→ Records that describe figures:
/---

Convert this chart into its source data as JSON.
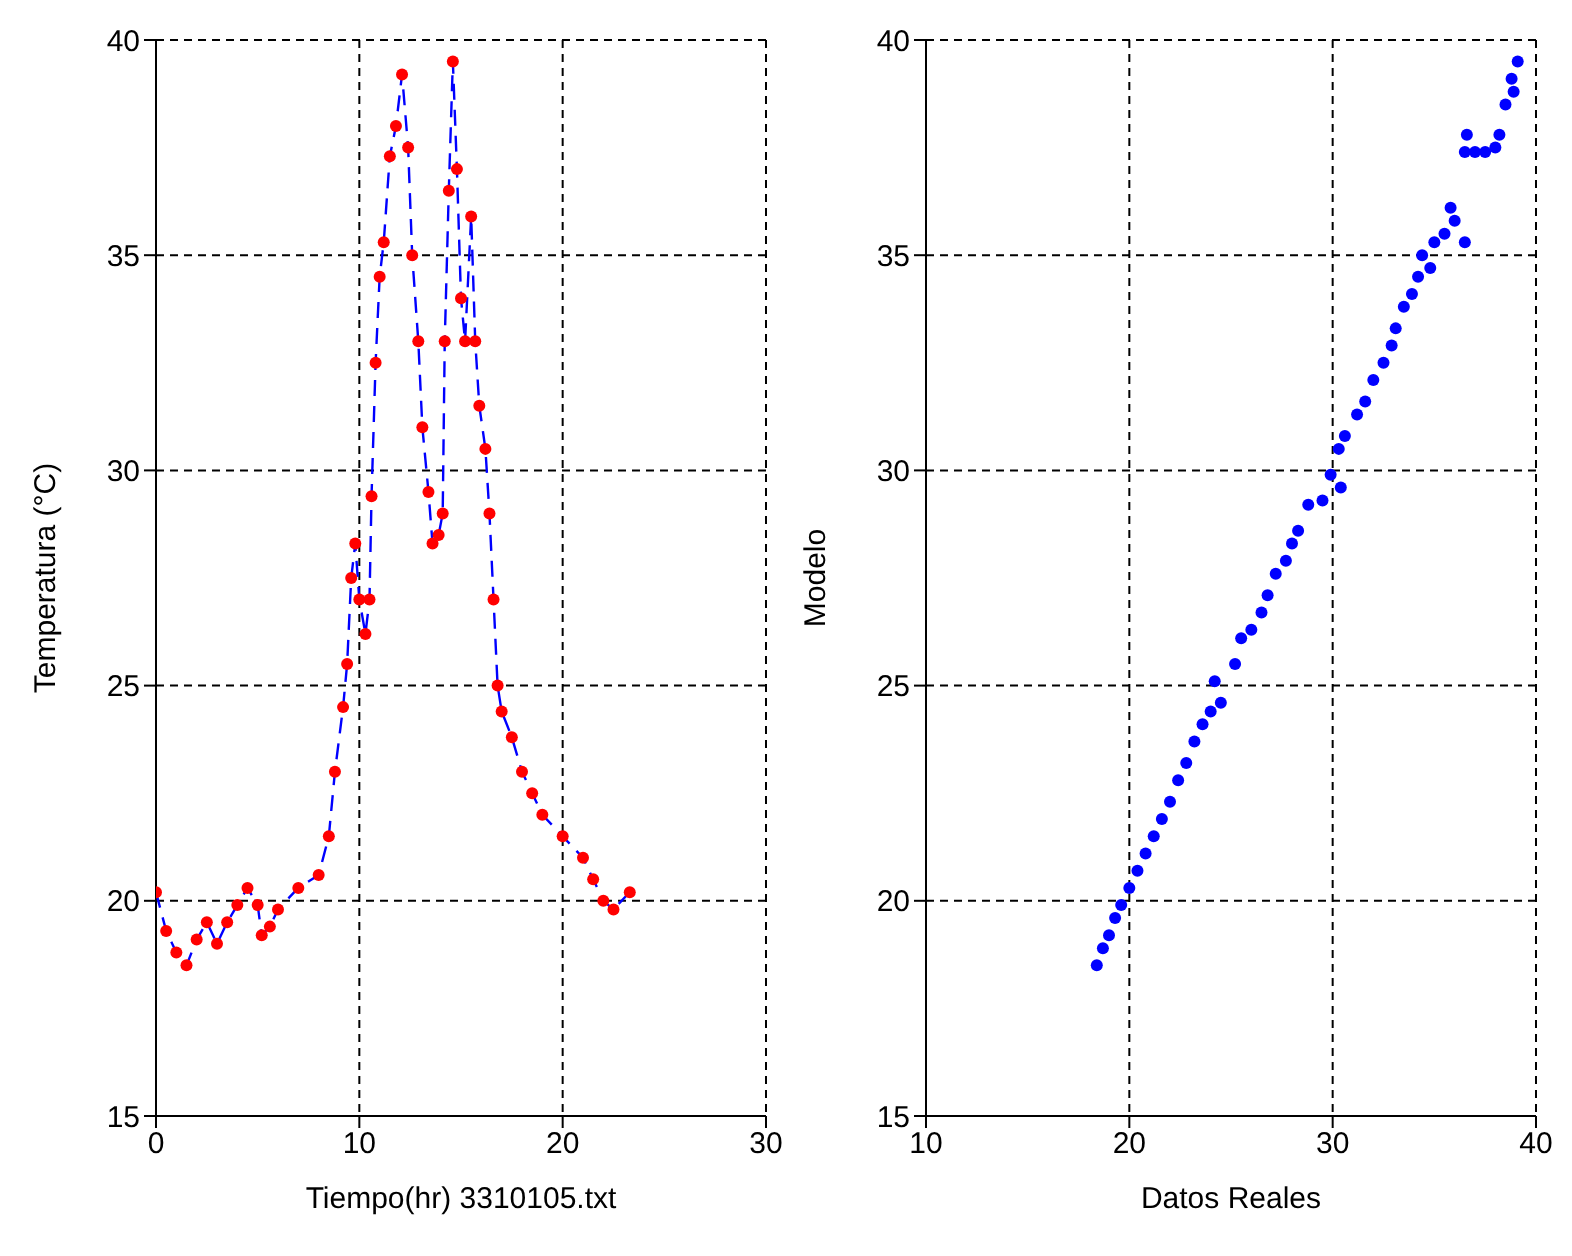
{
  "chart_data": [
    {
      "type": "scatter",
      "xlabel": "Tiempo(hr) 3310105.txt",
      "ylabel": "Temperatura      (°C)",
      "xlim": [
        0,
        30
      ],
      "xticks": [
        0,
        10,
        20,
        30
      ],
      "ylim": [
        15,
        40
      ],
      "yticks": [
        15,
        20,
        25,
        30,
        35,
        40
      ],
      "grid": true,
      "legend": false,
      "series": [
        {
          "type": "line",
          "color": "#0000ff",
          "line_style": "dashed",
          "marker": "none",
          "x": [
            0,
            0.5,
            1,
            1.5,
            2,
            2.5,
            3,
            3.5,
            4,
            4.5,
            5,
            5.2,
            5.6,
            6,
            7,
            8,
            8.5,
            8.8,
            9.2,
            9.4,
            9.6,
            9.8,
            10,
            10.3,
            10.5,
            10.6,
            10.8,
            11,
            11.2,
            11.5,
            11.8,
            12.1,
            12.4,
            12.6,
            12.9,
            13.1,
            13.4,
            13.6,
            13.9,
            14.1,
            14.2,
            14.4,
            14.6,
            14.8,
            15,
            15.2,
            15.5,
            15.7,
            15.9,
            16.2,
            16.4,
            16.6,
            16.8,
            17,
            17.5,
            18,
            18.5,
            19,
            20,
            21,
            21.5,
            22,
            22.5,
            23.3
          ],
          "values": [
            20.2,
            19.3,
            18.8,
            18.5,
            19.1,
            19.5,
            19.0,
            19.5,
            19.9,
            20.3,
            19.9,
            19.2,
            19.4,
            19.8,
            20.3,
            20.6,
            21.5,
            23,
            24.5,
            25.5,
            27.5,
            28.3,
            27,
            26.2,
            27,
            29.4,
            32.5,
            34.5,
            35.3,
            37.3,
            38,
            39.2,
            37.5,
            35,
            33,
            31,
            29.5,
            28.3,
            28.5,
            29,
            33,
            36.5,
            39.5,
            37,
            34,
            33,
            35.9,
            33,
            31.5,
            30.5,
            29,
            27,
            25,
            24.4,
            23.8,
            23,
            22.5,
            22,
            21.5,
            21,
            20.5,
            20,
            19.8,
            20.2
          ]
        },
        {
          "color": "#ff0000",
          "marker": "circle",
          "x": [
            0,
            0.5,
            1,
            1.5,
            2,
            2.5,
            3,
            3.5,
            4,
            4.5,
            5,
            5.2,
            5.6,
            6,
            7,
            8,
            8.5,
            8.8,
            9.2,
            9.4,
            9.6,
            9.8,
            10,
            10.3,
            10.5,
            10.6,
            10.8,
            11,
            11.2,
            11.5,
            11.8,
            12.1,
            12.4,
            12.6,
            12.9,
            13.1,
            13.4,
            13.6,
            13.9,
            14.1,
            14.2,
            14.4,
            14.6,
            14.8,
            15,
            15.2,
            15.5,
            15.7,
            15.9,
            16.2,
            16.4,
            16.6,
            16.8,
            17,
            17.5,
            18,
            18.5,
            19,
            20,
            21,
            21.5,
            22,
            22.5,
            23.3
          ],
          "values": [
            20.2,
            19.3,
            18.8,
            18.5,
            19.1,
            19.5,
            19.0,
            19.5,
            19.9,
            20.3,
            19.9,
            19.2,
            19.4,
            19.8,
            20.3,
            20.6,
            21.5,
            23,
            24.5,
            25.5,
            27.5,
            28.3,
            27,
            26.2,
            27,
            29.4,
            32.5,
            34.5,
            35.3,
            37.3,
            38,
            39.2,
            37.5,
            35,
            33,
            31,
            29.5,
            28.3,
            28.5,
            29,
            33,
            36.5,
            39.5,
            37,
            34,
            33,
            35.9,
            33,
            31.5,
            30.5,
            29,
            27,
            25,
            24.4,
            23.8,
            23,
            22.5,
            22,
            21.5,
            21,
            20.5,
            20,
            19.8,
            20.2
          ]
        }
      ]
    },
    {
      "type": "scatter",
      "xlabel": "Datos Reales",
      "ylabel": "Modelo",
      "xlim": [
        10,
        40
      ],
      "xticks": [
        10,
        20,
        30,
        40
      ],
      "ylim": [
        15,
        40
      ],
      "yticks": [
        15,
        20,
        25,
        30,
        35,
        40
      ],
      "grid": true,
      "legend": false,
      "series": [
        {
          "color": "#0000ff",
          "marker": "circle",
          "x": [
            18.4,
            18.7,
            19,
            19.3,
            19.6,
            20,
            20.4,
            20.8,
            21.2,
            21.6,
            22,
            22.4,
            22.8,
            23.2,
            23.6,
            24,
            24.5,
            24.2,
            25.2,
            25.5,
            26,
            26.5,
            26.8,
            27.2,
            27.7,
            28,
            28.3,
            28.8,
            29.5,
            29.9,
            30.3,
            30.4,
            30.6,
            31.2,
            31.6,
            32,
            32.5,
            32.9,
            33.1,
            33.5,
            33.9,
            34.2,
            34.4,
            34.8,
            35,
            35.5,
            36,
            35.8,
            36.5,
            36.5,
            36.6,
            37,
            37.5,
            38,
            38.2,
            38.5,
            38.9,
            38.8,
            39.1
          ],
          "values": [
            18.5,
            18.9,
            19.2,
            19.6,
            19.9,
            20.3,
            20.7,
            21.1,
            21.5,
            21.9,
            22.3,
            22.8,
            23.2,
            23.7,
            24.1,
            24.4,
            24.6,
            25.1,
            25.5,
            26.1,
            26.3,
            26.7,
            27.1,
            27.6,
            27.9,
            28.3,
            28.6,
            29.2,
            29.3,
            29.9,
            30.5,
            29.6,
            30.8,
            31.3,
            31.6,
            32.1,
            32.5,
            32.9,
            33.3,
            33.8,
            34.1,
            34.5,
            35,
            34.7,
            35.3,
            35.5,
            35.8,
            36.1,
            35.3,
            37.4,
            37.8,
            37.4,
            37.4,
            37.5,
            37.8,
            38.5,
            38.8,
            39.1,
            39.5
          ]
        }
      ]
    }
  ]
}
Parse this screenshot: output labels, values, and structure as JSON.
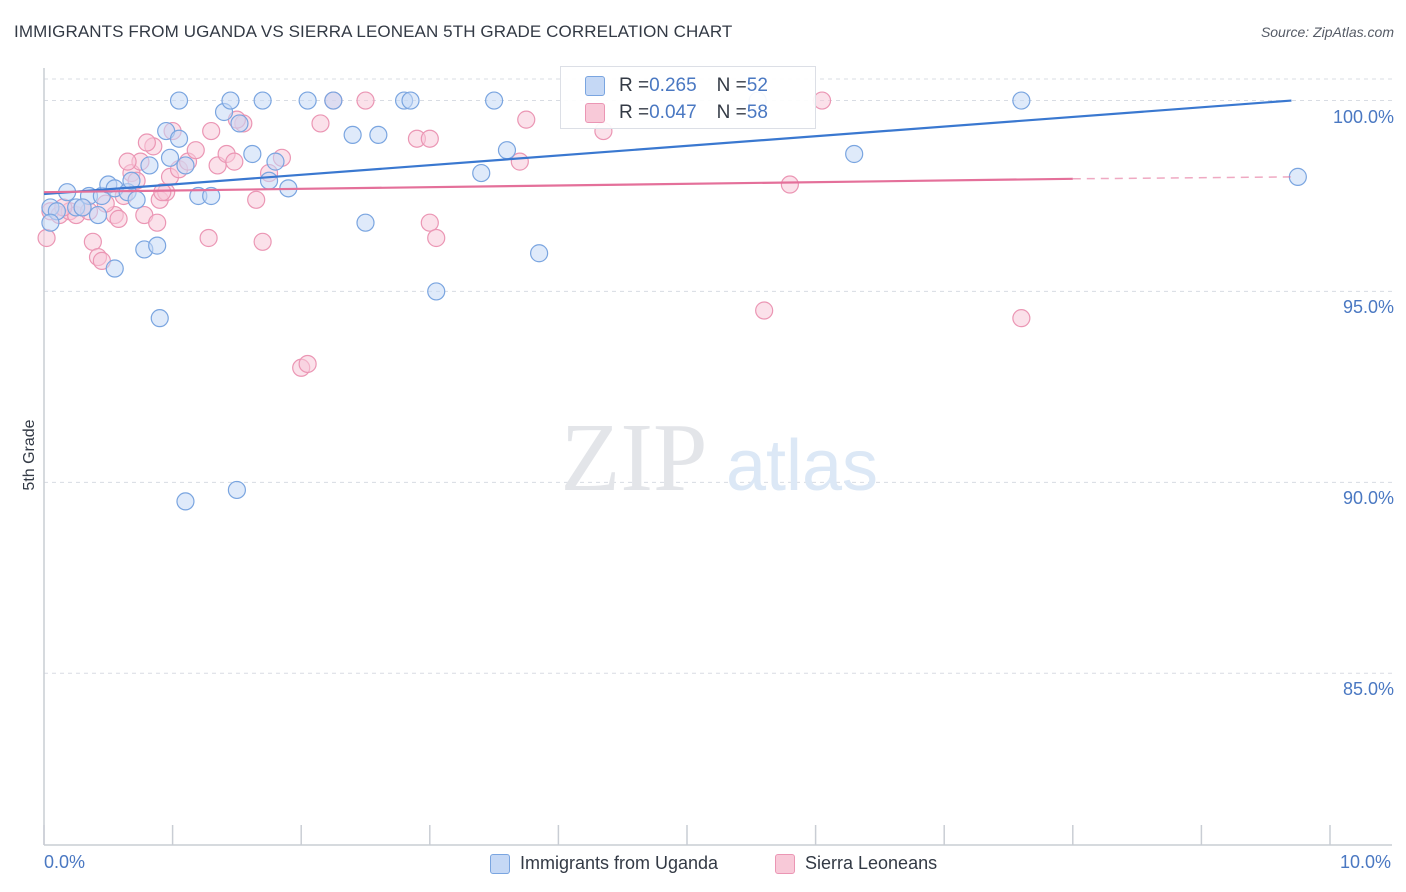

\---

→ Problem details:
Please write out all of the material above without changing a word, and omit any pictures.

→ Task output:
Convert this chart into its source data as JSON.
{
  "chart_data": [
    {
      "type": "scatter",
      "xlabel": "Tiempo(hr) 3310105.txt",
      "ylabel": "Temperatura      (°C)",
      "xlim": [
        0,
        30
      ],
      "xticks": [
        0,
        10,
        20,
        30
      ],
      "ylim": [
        15,
        40
      ],
      "yticks": [
        15,
        20,
        25,
        30,
        35,
        40
      ],
      "grid": true,
      "legend": false,
      "series": [
        {
          "type": "line",
          "color": "#0000ff",
          "line_style": "dashed",
          "marker": "none",
          "x": [
            0,
            0.5,
            1,
            1.5,
            2,
            2.5,
            3,
            3.5,
            4,
            4.5,
            5,
            5.2,
            5.6,
            6,
            7,
            8,
            8.5,
            8.8,
            9.2,
            9.4,
            9.6,
            9.8,
            10,
            10.3,
            10.5,
            10.6,
            10.8,
            11,
            11.2,
            11.5,
            11.8,
            12.1,
            12.4,
            12.6,
            12.9,
            13.1,
            13.4,
            13.6,
            13.9,
            14.1,
            14.2,
            14.4,
            14.6,
            14.8,
            15,
            15.2,
            15.5,
            15.7,
            15.9,
            16.2,
            16.4,
            16.6,
            16.8,
            17,
            17.5,
            18,
            18.5,
            19,
            20,
            21,
            21.5,
            22,
            22.5,
            23.3
          ],
          "values": [
            20.2,
            19.3,
            18.8,
            18.5,
            19.1,
            19.5,
            19.0,
            19.5,
            19.9,
            20.3,
            19.9,
            19.2,
            19.4,
            19.8,
            20.3,
            20.6,
            21.5,
            23,
            24.5,
            25.5,
            27.5,
            28.3,
            27,
            26.2,
            27,
            29.4,
            32.5,
            34.5,
            35.3,
            37.3,
            38,
            39.2,
            37.5,
            35,
            33,
            31,
            29.5,
            28.3,
            28.5,
            29,
            33,
            36.5,
            39.5,
            37,
            34,
            33,
            35.9,
            33,
            31.5,
            30.5,
            29,
            27,
            25,
            24.4,
            23.8,
            23,
            22.5,
            22,
            21.5,
            21,
            20.5,
            20,
            19.8,
            20.2
          ]
        },
        {
          "color": "#ff0000",
          "marker": "circle",
          "x": [
            0,
            0.5,
            1,
            1.5,
            2,
            2.5,
            3,
            3.5,
            4,
            4.5,
            5,
            5.2,
            5.6,
            6,
            7,
            8,
            8.5,
            8.8,
            9.2,
            9.4,
            9.6,
            9.8,
            10,
            10.3,
            10.5,
            10.6,
            10.8,
            11,
            11.2,
            11.5,
            11.8,
            12.1,
            12.4,
            12.6,
            12.9,
            13.1,
            13.4,
            13.6,
            13.9,
            14.1,
            14.2,
            14.4,
            14.6,
            14.8,
            15,
            15.2,
            15.5,
            15.7,
            15.9,
            16.2,
            16.4,
            16.6,
            16.8,
            17,
            17.5,
            18,
            18.5,
            19,
            20,
            21,
            21.5,
            22,
            22.5,
            23.3
          ],
          "values": [
            20.2,
            19.3,
            18.8,
            18.5,
            19.1,
            19.5,
            19.0,
            19.5,
            19.9,
            20.3,
            19.9,
            19.2,
            19.4,
            19.8,
            20.3,
            20.6,
            21.5,
            23,
            24.5,
            25.5,
            27.5,
            28.3,
            27,
            26.2,
            27,
            29.4,
            32.5,
            34.5,
            35.3,
            37.3,
            38,
            39.2,
            37.5,
            35,
            33,
            31,
            29.5,
            28.3,
            28.5,
            29,
            33,
            36.5,
            39.5,
            37,
            34,
            33,
            35.9,
            33,
            31.5,
            30.5,
            29,
            27,
            25,
            24.4,
            23.8,
            23,
            22.5,
            22,
            21.5,
            21,
            20.5,
            20,
            19.8,
            20.2
          ]
        }
      ]
    },
    {
      "type": "scatter",
      "xlabel": "Datos Reales",
      "ylabel": "Modelo",
      "xlim": [
        10,
        40
      ],
      "xticks": [
        10,
        20,
        30,
        40
      ],
      "ylim": [
        15,
        40
      ],
      "yticks": [
        15,
        20,
        25,
        30,
        35,
        40
      ],
      "grid": true,
      "legend": false,
      "series": [
        {
          "color": "#0000ff",
          "marker": "circle",
          "x": [
            18.4,
            18.7,
            19,
            19.3,
            19.6,
            20,
            20.4,
            20.8,
            21.2,
            21.6,
            22,
            22.4,
            22.8,
            23.2,
            23.6,
            24,
            24.5,
            24.2,
            25.2,
            25.5,
            26,
            26.5,
            26.8,
            27.2,
            27.7,
            28,
            28.3,
            28.8,
            29.5,
            29.9,
            30.3,
            30.4,
            30.6,
            31.2,
            31.6,
            32,
            32.5,
            32.9,
            33.1,
            33.5,
            33.9,
            34.2,
            34.4,
            34.8,
            35,
            35.5,
            36,
            35.8,
            36.5,
            36.5,
            36.6,
            37,
            37.5,
            38,
            38.2,
            38.5,
            38.9,
            38.8,
            39.1
          ],
          "values": [
            18.5,
            18.9,
            19.2,
            19.6,
            19.9,
            20.3,
            20.7,
            21.1,
            21.5,
            21.9,
            22.3,
            22.8,
            23.2,
            23.7,
            24.1,
            24.4,
            24.6,
            25.1,
            25.5,
            26.1,
            26.3,
            26.7,
            27.1,
            27.6,
            27.9,
            28.3,
            28.6,
            29.2,
            29.3,
            29.9,
            30.5,
            29.6,
            30.8,
            31.3,
            31.6,
            32.1,
            32.5,
            32.9,
            33.3,
            33.8,
            34.1,
            34.5,
            35,
            34.7,
            35.3,
            35.5,
            35.8,
            36.1,
            35.3,
            37.4,
            37.8,
            37.4,
            37.4,
            37.5,
            37.8,
            38.5,
            38.8,
            39.1,
            39.5
          ]
        }
      ]
    }
  ]
}
Parse this screenshot: output labels, values, and structure as JSON.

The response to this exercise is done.